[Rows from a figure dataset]

☆ ☆ ☆

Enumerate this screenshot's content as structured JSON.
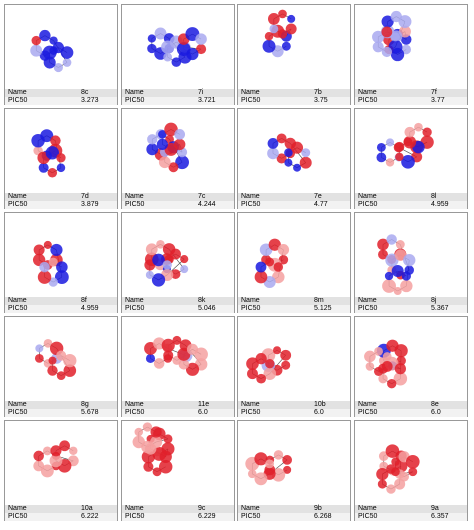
{
  "labels": {
    "name": "Name",
    "pic50": "PIC50"
  },
  "cells": [
    {
      "name": "8c",
      "pic50": "3.273"
    },
    {
      "name": "7i",
      "pic50": "3.721"
    },
    {
      "name": "7b",
      "pic50": "3.75"
    },
    {
      "name": "7f",
      "pic50": "3.77"
    },
    {
      "name": "7d",
      "pic50": "3.879"
    },
    {
      "name": "7c",
      "pic50": "4.244"
    },
    {
      "name": "7e",
      "pic50": "4.77"
    },
    {
      "name": "8l",
      "pic50": "4.959"
    },
    {
      "name": "8f",
      "pic50": "4.959"
    },
    {
      "name": "8k",
      "pic50": "5.046"
    },
    {
      "name": "8m",
      "pic50": "5.125"
    },
    {
      "name": "8j",
      "pic50": "5.367"
    },
    {
      "name": "8g",
      "pic50": "5.678"
    },
    {
      "name": "11e",
      "pic50": "6.0"
    },
    {
      "name": "10b",
      "pic50": "6.0"
    },
    {
      "name": "8e",
      "pic50": "6.0"
    },
    {
      "name": "10a",
      "pic50": "6.222"
    },
    {
      "name": "9c",
      "pic50": "6.229"
    },
    {
      "name": "9b",
      "pic50": "6.268"
    },
    {
      "name": "9a",
      "pic50": "6.357"
    }
  ]
}
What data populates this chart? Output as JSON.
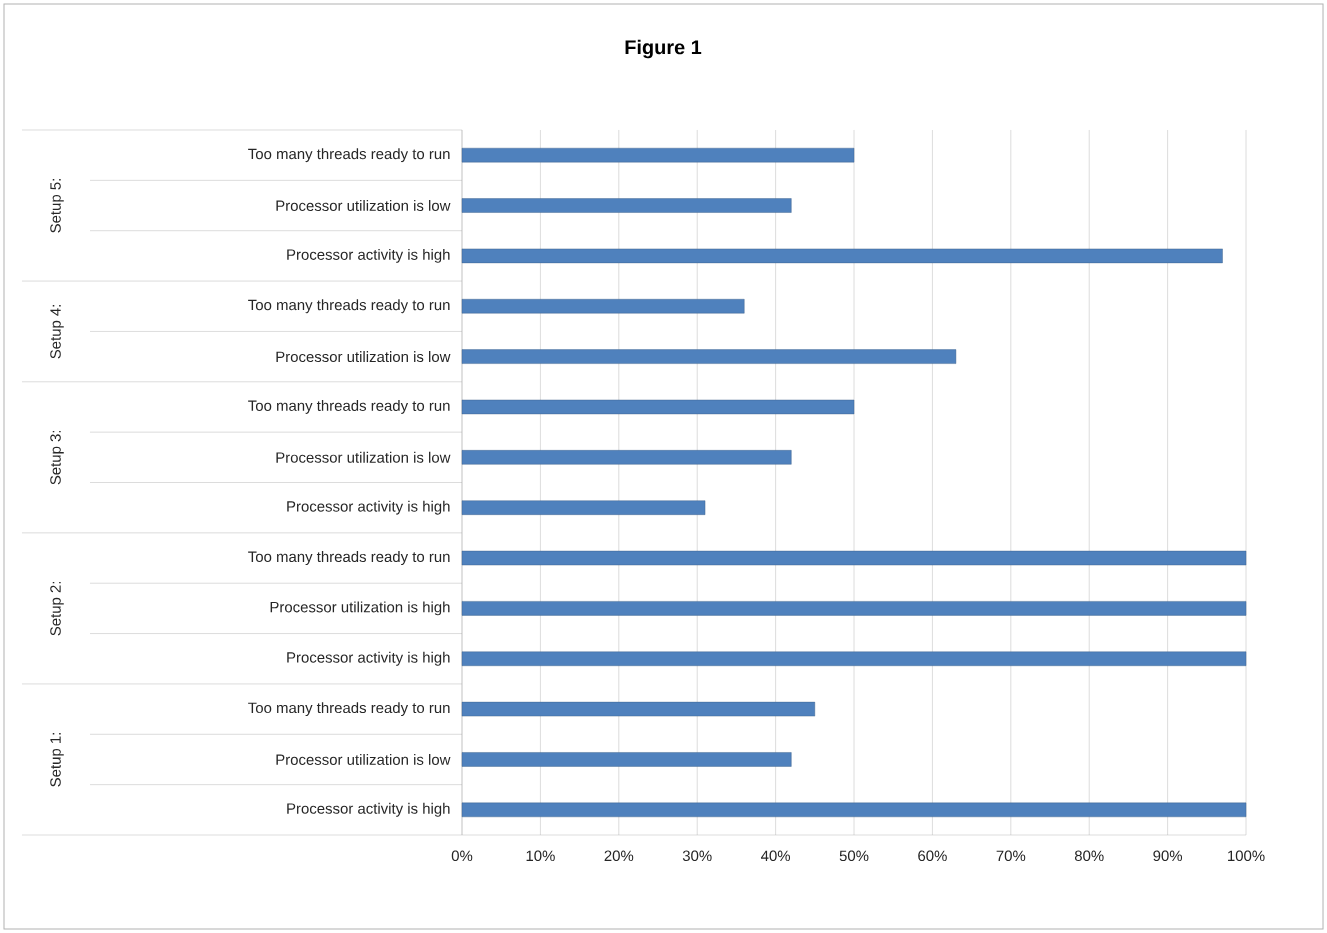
{
  "chart_data": {
    "type": "bar",
    "orientation": "horizontal",
    "title": "Figure 1",
    "categories": [
      "Too many threads ready to run",
      "Processor utilization is low",
      "Processor activity is high",
      "Too many threads ready to run",
      "Processor utilization is low",
      "Too many threads ready to run",
      "Processor utilization is low",
      "Processor activity is high",
      "Too many threads ready to run",
      "Processor utilization is high",
      "Processor activity is high",
      "Too many threads ready to run",
      "Processor utilization is low",
      "Processor activity is high"
    ],
    "values": [
      50,
      42,
      97,
      36,
      63,
      50,
      42,
      31,
      100,
      100,
      100,
      45,
      42,
      100
    ],
    "color": "#4f81bd",
    "xlim": [
      0,
      100
    ],
    "xticks": [
      {
        "value": 0,
        "label": "0%"
      },
      {
        "value": 10,
        "label": "10%"
      },
      {
        "value": 20,
        "label": "20%"
      },
      {
        "value": 30,
        "label": "30%"
      },
      {
        "value": 40,
        "label": "40%"
      },
      {
        "value": 50,
        "label": "50%"
      },
      {
        "value": 60,
        "label": "60%"
      },
      {
        "value": 70,
        "label": "70%"
      },
      {
        "value": 80,
        "label": "80%"
      },
      {
        "value": 90,
        "label": "90%"
      },
      {
        "value": 100,
        "label": "100%"
      }
    ],
    "grid": "x",
    "annotations": [
      "Setup 5:",
      "Setup 4:",
      "Setup 3:",
      "Setup 2:",
      "Setup 1:"
    ]
  }
}
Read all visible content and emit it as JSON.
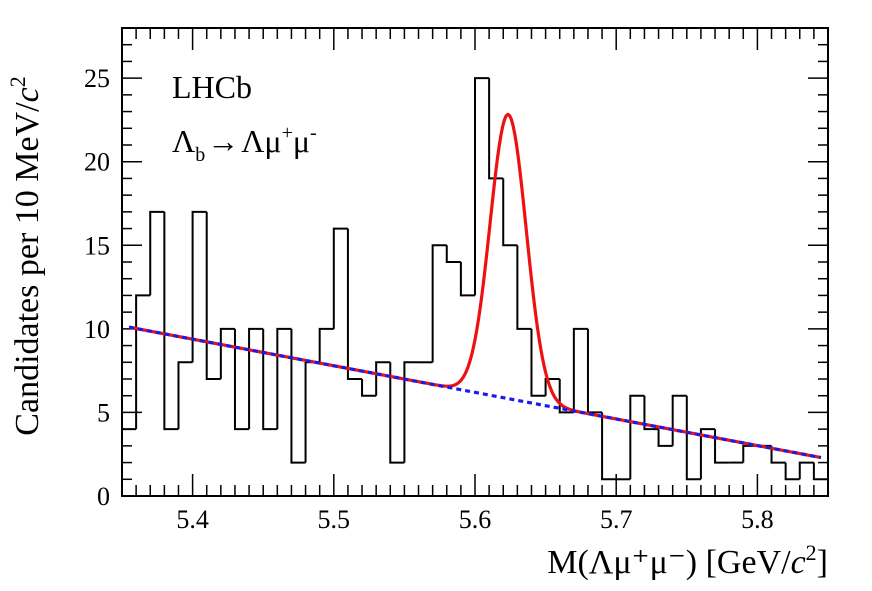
{
  "chart_data": {
    "type": "histogram",
    "title": "",
    "xlabel": "M(Λμ⁺μ⁻) [GeV/c²]",
    "ylabel": "Candidates per 10 MeV/c²",
    "xlim": [
      5.35,
      5.85
    ],
    "ylim": [
      0,
      28
    ],
    "bin_width": 0.01,
    "x_ticks": [
      5.4,
      5.5,
      5.6,
      5.7,
      5.8
    ],
    "x_tick_labels": [
      "5.4",
      "5.5",
      "5.6",
      "5.7",
      "5.8"
    ],
    "y_ticks": [
      0,
      5,
      10,
      15,
      20,
      25
    ],
    "y_tick_labels": [
      "0",
      "5",
      "10",
      "15",
      "20",
      "25"
    ],
    "bin_edges": [
      5.35,
      5.36,
      5.37,
      5.38,
      5.39,
      5.4,
      5.41,
      5.42,
      5.43,
      5.44,
      5.45,
      5.46,
      5.47,
      5.48,
      5.49,
      5.5,
      5.51,
      5.52,
      5.53,
      5.54,
      5.55,
      5.56,
      5.57,
      5.58,
      5.59,
      5.6,
      5.61,
      5.62,
      5.63,
      5.64,
      5.65,
      5.66,
      5.67,
      5.68,
      5.69,
      5.7,
      5.71,
      5.72,
      5.73,
      5.74,
      5.75,
      5.76,
      5.77,
      5.78,
      5.79,
      5.8,
      5.81,
      5.82,
      5.83,
      5.84,
      5.85
    ],
    "counts": [
      4,
      12,
      17,
      4,
      8,
      17,
      7,
      10,
      4,
      10,
      4,
      10,
      2,
      8,
      10,
      16,
      7,
      6,
      8,
      2,
      8,
      8,
      15,
      14,
      12,
      25,
      19,
      15,
      10,
      6,
      7,
      5,
      10,
      5,
      1,
      1,
      6,
      4,
      3,
      6,
      1,
      4,
      2,
      2,
      3,
      3,
      2,
      1,
      2,
      1
    ],
    "series": [
      {
        "name": "data",
        "style": "histogram",
        "color": "#000000"
      },
      {
        "name": "total fit",
        "style": "line",
        "color": "#ee1111",
        "signal": {
          "mean": 5.6235,
          "sigma": 0.0128,
          "amplitude": 17.0
        }
      },
      {
        "name": "background",
        "style": "dashed",
        "color": "#1a1aee",
        "points": [
          [
            5.355,
            10.1
          ],
          [
            5.845,
            2.3
          ]
        ]
      }
    ],
    "annotations": [
      {
        "text": "LHCb",
        "position": "top-left"
      },
      {
        "main": "Λ",
        "sub": "b",
        "arrow": "→",
        "after": "Λμ",
        "sup1": "+",
        "mu2": "μ",
        "sup2": "-",
        "position": "top-left"
      }
    ]
  }
}
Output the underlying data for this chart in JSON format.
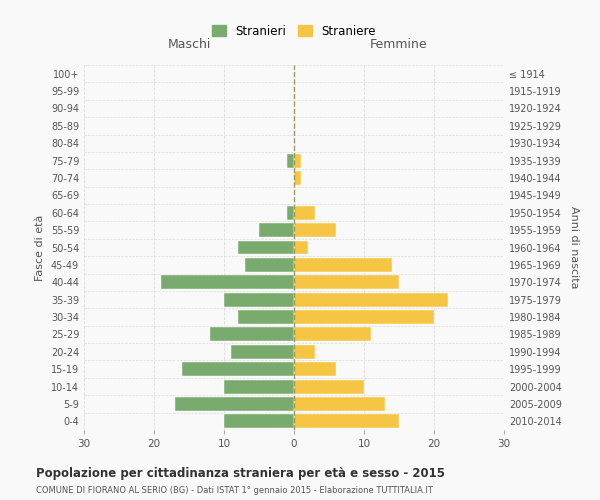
{
  "age_groups": [
    "0-4",
    "5-9",
    "10-14",
    "15-19",
    "20-24",
    "25-29",
    "30-34",
    "35-39",
    "40-44",
    "45-49",
    "50-54",
    "55-59",
    "60-64",
    "65-69",
    "70-74",
    "75-79",
    "80-84",
    "85-89",
    "90-94",
    "95-99",
    "100+"
  ],
  "birth_years": [
    "2010-2014",
    "2005-2009",
    "2000-2004",
    "1995-1999",
    "1990-1994",
    "1985-1989",
    "1980-1984",
    "1975-1979",
    "1970-1974",
    "1965-1969",
    "1960-1964",
    "1955-1959",
    "1950-1954",
    "1945-1949",
    "1940-1944",
    "1935-1939",
    "1930-1934",
    "1925-1929",
    "1920-1924",
    "1915-1919",
    "≤ 1914"
  ],
  "males": [
    10,
    17,
    10,
    16,
    9,
    12,
    8,
    10,
    19,
    7,
    8,
    5,
    1,
    0,
    0,
    1,
    0,
    0,
    0,
    0,
    0
  ],
  "females": [
    15,
    13,
    10,
    6,
    3,
    11,
    20,
    22,
    15,
    14,
    2,
    6,
    3,
    0,
    1,
    1,
    0,
    0,
    0,
    0,
    0
  ],
  "male_color": "#7aab6e",
  "female_color": "#f5c543",
  "title": "Popolazione per cittadinanza straniera per età e sesso - 2015",
  "subtitle": "COMUNE DI FIORANO AL SERIO (BG) - Dati ISTAT 1° gennaio 2015 - Elaborazione TUTTITALIA.IT",
  "xlabel_left": "Maschi",
  "xlabel_right": "Femmine",
  "ylabel_left": "Fasce di età",
  "ylabel_right": "Anni di nascita",
  "legend_male": "Stranieri",
  "legend_female": "Straniere",
  "xlim": 30,
  "background_color": "#f9f9f9",
  "grid_color": "#dddddd",
  "dashed_line_color": "#999966"
}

☆ ☆ ☆

### [Given task]
Print each of the records above exactly as written, leaving no picture in the copy.

### [Reply]
Enumerate this screenshot's content as structured JSON.
{
  "labels": {
    "name": "Name",
    "pic50": "PIC50"
  },
  "cells": [
    {
      "name": "8c",
      "pic50": "3.273"
    },
    {
      "name": "7i",
      "pic50": "3.721"
    },
    {
      "name": "7b",
      "pic50": "3.75"
    },
    {
      "name": "7f",
      "pic50": "3.77"
    },
    {
      "name": "7d",
      "pic50": "3.879"
    },
    {
      "name": "7c",
      "pic50": "4.244"
    },
    {
      "name": "7e",
      "pic50": "4.77"
    },
    {
      "name": "8l",
      "pic50": "4.959"
    },
    {
      "name": "8f",
      "pic50": "4.959"
    },
    {
      "name": "8k",
      "pic50": "5.046"
    },
    {
      "name": "8m",
      "pic50": "5.125"
    },
    {
      "name": "8j",
      "pic50": "5.367"
    },
    {
      "name": "8g",
      "pic50": "5.678"
    },
    {
      "name": "11e",
      "pic50": "6.0"
    },
    {
      "name": "10b",
      "pic50": "6.0"
    },
    {
      "name": "8e",
      "pic50": "6.0"
    },
    {
      "name": "10a",
      "pic50": "6.222"
    },
    {
      "name": "9c",
      "pic50": "6.229"
    },
    {
      "name": "9b",
      "pic50": "6.268"
    },
    {
      "name": "9a",
      "pic50": "6.357"
    }
  ]
}
What data populates this chart? Output as JSON.
{
  "chart_data": {
    "type": "bar",
    "orientation": "horizontal",
    "title": "Figure 1",
    "categories": [
      "Too many threads ready to run",
      "Processor utilization is low",
      "Processor activity is high",
      "Too many threads ready to run",
      "Processor utilization is low",
      "Too many threads ready to run",
      "Processor utilization is low",
      "Processor activity is high",
      "Too many threads ready to run",
      "Processor utilization is high",
      "Processor activity is high",
      "Too many threads ready to run",
      "Processor utilization is low",
      "Processor activity is high"
    ],
    "values": [
      50,
      42,
      97,
      36,
      63,
      50,
      42,
      31,
      100,
      100,
      100,
      45,
      42,
      100
    ],
    "color": "#4f81bd",
    "xlim": [
      0,
      100
    ],
    "xticks": [
      {
        "value": 0,
        "label": "0%"
      },
      {
        "value": 10,
        "label": "10%"
      },
      {
        "value": 20,
        "label": "20%"
      },
      {
        "value": 30,
        "label": "30%"
      },
      {
        "value": 40,
        "label": "40%"
      },
      {
        "value": 50,
        "label": "50%"
      },
      {
        "value": 60,
        "label": "60%"
      },
      {
        "value": 70,
        "label": "70%"
      },
      {
        "value": 80,
        "label": "80%"
      },
      {
        "value": 90,
        "label": "90%"
      },
      {
        "value": 100,
        "label": "100%"
      }
    ],
    "grid": "x",
    "annotations": [
      "Setup 5:",
      "Setup 4:",
      "Setup 3:",
      "Setup 2:",
      "Setup 1:"
    ]
  }
}
Read all visible content and emit it as JSON.
{
  "chart_data": {
    "type": "histogram",
    "title": "",
    "xlabel": "M(Λμ⁺μ⁻) [GeV/c²]",
    "ylabel": "Candidates per 10 MeV/c²",
    "xlim": [
      5.35,
      5.85
    ],
    "ylim": [
      0,
      28
    ],
    "bin_width": 0.01,
    "x_ticks": [
      5.4,
      5.5,
      5.6,
      5.7,
      5.8
    ],
    "x_tick_labels": [
      "5.4",
      "5.5",
      "5.6",
      "5.7",
      "5.8"
    ],
    "y_ticks": [
      0,
      5,
      10,
      15,
      20,
      25
    ],
    "y_tick_labels": [
      "0",
      "5",
      "10",
      "15",
      "20",
      "25"
    ],
    "bin_edges": [
      5.35,
      5.36,
      5.37,
      5.38,
      5.39,
      5.4,
      5.41,
      5.42,
      5.43,
      5.44,
      5.45,
      5.46,
      5.47,
      5.48,
      5.49,
      5.5,
      5.51,
      5.52,
      5.53,
      5.54,
      5.55,
      5.56,
      5.57,
      5.58,
      5.59,
      5.6,
      5.61,
      5.62,
      5.63,
      5.64,
      5.65,
      5.66,
      5.67,
      5.68,
      5.69,
      5.7,
      5.71,
      5.72,
      5.73,
      5.74,
      5.75,
      5.76,
      5.77,
      5.78,
      5.79,
      5.8,
      5.81,
      5.82,
      5.83,
      5.84,
      5.85
    ],
    "counts": [
      4,
      12,
      17,
      4,
      8,
      17,
      7,
      10,
      4,
      10,
      4,
      10,
      2,
      8,
      10,
      16,
      7,
      6,
      8,
      2,
      8,
      8,
      15,
      14,
      12,
      25,
      19,
      15,
      10,
      6,
      7,
      5,
      10,
      5,
      1,
      1,
      6,
      4,
      3,
      6,
      1,
      4,
      2,
      2,
      3,
      3,
      2,
      1,
      2,
      1
    ],
    "series": [
      {
        "name": "data",
        "style": "histogram",
        "color": "#000000"
      },
      {
        "name": "total fit",
        "style": "line",
        "color": "#ee1111",
        "signal": {
          "mean": 5.6235,
          "sigma": 0.0128,
          "amplitude": 17.0
        }
      },
      {
        "name": "background",
        "style": "dashed",
        "color": "#1a1aee",
        "points": [
          [
            5.355,
            10.1
          ],
          [
            5.845,
            2.3
          ]
        ]
      }
    ],
    "annotations": [
      {
        "text": "LHCb",
        "position": "top-left"
      },
      {
        "main": "Λ",
        "sub": "b",
        "arrow": "→",
        "after": "Λμ",
        "sup1": "+",
        "mu2": "μ",
        "sup2": "-",
        "position": "top-left"
      }
    ]
  }
}
Output the underlying data for this chart in JSON format.
{
  "age_groups": [
    "0-4",
    "5-9",
    "10-14",
    "15-19",
    "20-24",
    "25-29",
    "30-34",
    "35-39",
    "40-44",
    "45-49",
    "50-54",
    "55-59",
    "60-64",
    "65-69",
    "70-74",
    "75-79",
    "80-84",
    "85-89",
    "90-94",
    "95-99",
    "100+"
  ],
  "birth_years": [
    "2010-2014",
    "2005-2009",
    "2000-2004",
    "1995-1999",
    "1990-1994",
    "1985-1989",
    "1980-1984",
    "1975-1979",
    "1970-1974",
    "1965-1969",
    "1960-1964",
    "1955-1959",
    "1950-1954",
    "1945-1949",
    "1940-1944",
    "1935-1939",
    "1930-1934",
    "1925-1929",
    "1920-1924",
    "1915-1919",
    "≤ 1914"
  ],
  "males": [
    10,
    17,
    10,
    16,
    9,
    12,
    8,
    10,
    19,
    7,
    8,
    5,
    1,
    0,
    0,
    1,
    0,
    0,
    0,
    0,
    0
  ],
  "females": [
    15,
    13,
    10,
    6,
    3,
    11,
    20,
    22,
    15,
    14,
    2,
    6,
    3,
    0,
    1,
    1,
    0,
    0,
    0,
    0,
    0
  ],
  "male_color": "#7aab6e",
  "female_color": "#f5c543",
  "title": "Popolazione per cittadinanza straniera per età e sesso - 2015",
  "subtitle": "COMUNE DI FIORANO AL SERIO (BG) - Dati ISTAT 1° gennaio 2015 - Elaborazione TUTTITALIA.IT",
  "xlabel_left": "Maschi",
  "xlabel_right": "Femmine",
  "ylabel_left": "Fasce di età",
  "ylabel_right": "Anni di nascita",
  "legend_male": "Stranieri",
  "legend_female": "Straniere",
  "xlim": 30,
  "background_color": "#f9f9f9",
  "grid_color": "#dddddd",
  "dashed_line_color": "#999966"
}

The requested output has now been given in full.